For the data below, work out how many lines contain the word "under" and supply only that number.

※ ※ ※

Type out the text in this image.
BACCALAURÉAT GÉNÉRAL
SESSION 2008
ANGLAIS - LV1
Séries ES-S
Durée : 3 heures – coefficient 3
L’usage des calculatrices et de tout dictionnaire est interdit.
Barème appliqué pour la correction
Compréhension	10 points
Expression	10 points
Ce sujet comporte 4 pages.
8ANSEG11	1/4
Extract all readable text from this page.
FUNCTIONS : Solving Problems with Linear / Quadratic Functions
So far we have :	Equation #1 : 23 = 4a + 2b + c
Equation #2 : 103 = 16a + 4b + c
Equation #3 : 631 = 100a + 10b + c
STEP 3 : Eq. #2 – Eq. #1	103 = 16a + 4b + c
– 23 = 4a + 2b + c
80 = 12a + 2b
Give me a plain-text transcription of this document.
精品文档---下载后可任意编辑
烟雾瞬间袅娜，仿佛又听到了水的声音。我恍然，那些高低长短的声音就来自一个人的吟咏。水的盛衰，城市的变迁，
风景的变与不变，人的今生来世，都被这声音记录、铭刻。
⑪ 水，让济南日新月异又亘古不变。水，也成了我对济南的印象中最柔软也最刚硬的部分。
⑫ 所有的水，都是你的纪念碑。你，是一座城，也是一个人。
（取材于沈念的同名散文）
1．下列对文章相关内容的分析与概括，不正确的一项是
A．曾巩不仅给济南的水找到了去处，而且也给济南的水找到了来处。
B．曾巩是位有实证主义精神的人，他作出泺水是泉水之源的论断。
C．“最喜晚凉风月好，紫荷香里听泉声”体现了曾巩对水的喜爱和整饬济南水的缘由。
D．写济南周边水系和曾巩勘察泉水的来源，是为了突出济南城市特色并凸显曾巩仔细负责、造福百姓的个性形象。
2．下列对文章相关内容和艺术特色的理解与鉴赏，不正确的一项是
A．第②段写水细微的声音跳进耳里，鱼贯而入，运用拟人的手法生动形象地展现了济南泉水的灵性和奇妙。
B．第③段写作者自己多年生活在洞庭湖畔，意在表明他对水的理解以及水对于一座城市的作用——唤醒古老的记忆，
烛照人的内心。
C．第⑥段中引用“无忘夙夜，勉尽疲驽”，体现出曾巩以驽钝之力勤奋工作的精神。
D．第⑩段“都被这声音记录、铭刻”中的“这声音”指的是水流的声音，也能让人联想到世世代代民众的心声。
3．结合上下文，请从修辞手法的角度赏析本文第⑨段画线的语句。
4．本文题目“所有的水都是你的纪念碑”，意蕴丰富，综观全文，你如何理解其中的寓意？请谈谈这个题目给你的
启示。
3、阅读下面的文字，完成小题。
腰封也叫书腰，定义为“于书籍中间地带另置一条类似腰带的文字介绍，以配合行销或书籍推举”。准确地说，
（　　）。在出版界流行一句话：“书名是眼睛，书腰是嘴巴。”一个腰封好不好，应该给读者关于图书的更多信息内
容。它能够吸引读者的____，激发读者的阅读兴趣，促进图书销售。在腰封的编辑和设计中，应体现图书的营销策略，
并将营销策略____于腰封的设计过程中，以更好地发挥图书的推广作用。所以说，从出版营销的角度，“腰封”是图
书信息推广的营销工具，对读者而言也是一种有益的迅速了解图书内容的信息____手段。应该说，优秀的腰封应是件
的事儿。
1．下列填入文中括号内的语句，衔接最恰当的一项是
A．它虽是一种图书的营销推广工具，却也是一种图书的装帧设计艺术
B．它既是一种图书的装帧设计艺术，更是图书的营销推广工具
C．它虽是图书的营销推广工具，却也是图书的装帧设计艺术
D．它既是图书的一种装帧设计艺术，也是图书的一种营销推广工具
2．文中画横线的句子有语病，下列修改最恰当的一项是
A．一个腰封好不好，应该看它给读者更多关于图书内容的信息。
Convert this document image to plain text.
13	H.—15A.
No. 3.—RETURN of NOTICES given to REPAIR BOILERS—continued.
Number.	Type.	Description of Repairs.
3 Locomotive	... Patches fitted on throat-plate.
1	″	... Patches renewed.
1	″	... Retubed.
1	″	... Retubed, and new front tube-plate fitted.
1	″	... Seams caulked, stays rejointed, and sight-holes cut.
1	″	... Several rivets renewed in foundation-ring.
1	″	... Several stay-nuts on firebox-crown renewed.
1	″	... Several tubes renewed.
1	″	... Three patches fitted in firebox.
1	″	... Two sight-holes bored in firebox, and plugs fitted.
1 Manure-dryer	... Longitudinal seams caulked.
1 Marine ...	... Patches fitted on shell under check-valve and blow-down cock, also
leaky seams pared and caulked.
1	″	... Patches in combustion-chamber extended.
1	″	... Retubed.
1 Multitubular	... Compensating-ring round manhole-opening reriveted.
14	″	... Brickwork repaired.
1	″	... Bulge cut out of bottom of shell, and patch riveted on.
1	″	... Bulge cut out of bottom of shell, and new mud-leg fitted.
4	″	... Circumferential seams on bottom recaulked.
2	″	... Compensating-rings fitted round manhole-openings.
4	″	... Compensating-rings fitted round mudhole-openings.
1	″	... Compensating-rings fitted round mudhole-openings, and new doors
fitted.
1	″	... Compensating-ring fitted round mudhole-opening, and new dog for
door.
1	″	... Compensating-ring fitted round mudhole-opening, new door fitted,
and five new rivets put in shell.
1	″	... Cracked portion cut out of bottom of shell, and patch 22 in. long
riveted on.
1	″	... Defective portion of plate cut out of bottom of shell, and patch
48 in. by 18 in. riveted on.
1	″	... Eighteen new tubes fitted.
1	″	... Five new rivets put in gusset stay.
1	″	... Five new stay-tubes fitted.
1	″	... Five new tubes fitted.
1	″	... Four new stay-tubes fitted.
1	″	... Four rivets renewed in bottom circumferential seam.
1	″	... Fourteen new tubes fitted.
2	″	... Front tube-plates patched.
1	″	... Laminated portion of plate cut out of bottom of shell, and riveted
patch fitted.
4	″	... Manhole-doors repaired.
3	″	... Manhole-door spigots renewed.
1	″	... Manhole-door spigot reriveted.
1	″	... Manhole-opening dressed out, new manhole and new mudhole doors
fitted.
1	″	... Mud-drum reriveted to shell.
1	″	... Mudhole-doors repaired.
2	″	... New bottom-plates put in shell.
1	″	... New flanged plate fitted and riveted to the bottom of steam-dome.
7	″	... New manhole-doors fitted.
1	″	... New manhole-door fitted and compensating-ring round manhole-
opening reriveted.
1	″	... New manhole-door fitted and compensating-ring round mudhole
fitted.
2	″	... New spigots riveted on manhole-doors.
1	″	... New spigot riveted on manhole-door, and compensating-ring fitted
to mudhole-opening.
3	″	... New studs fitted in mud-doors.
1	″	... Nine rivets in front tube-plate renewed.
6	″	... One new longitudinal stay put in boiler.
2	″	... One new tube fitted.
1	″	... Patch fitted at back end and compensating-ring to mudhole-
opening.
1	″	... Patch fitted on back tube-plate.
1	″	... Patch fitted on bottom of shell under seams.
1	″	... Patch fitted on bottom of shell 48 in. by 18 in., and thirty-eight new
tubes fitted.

※ ※ ※

Correct response. 2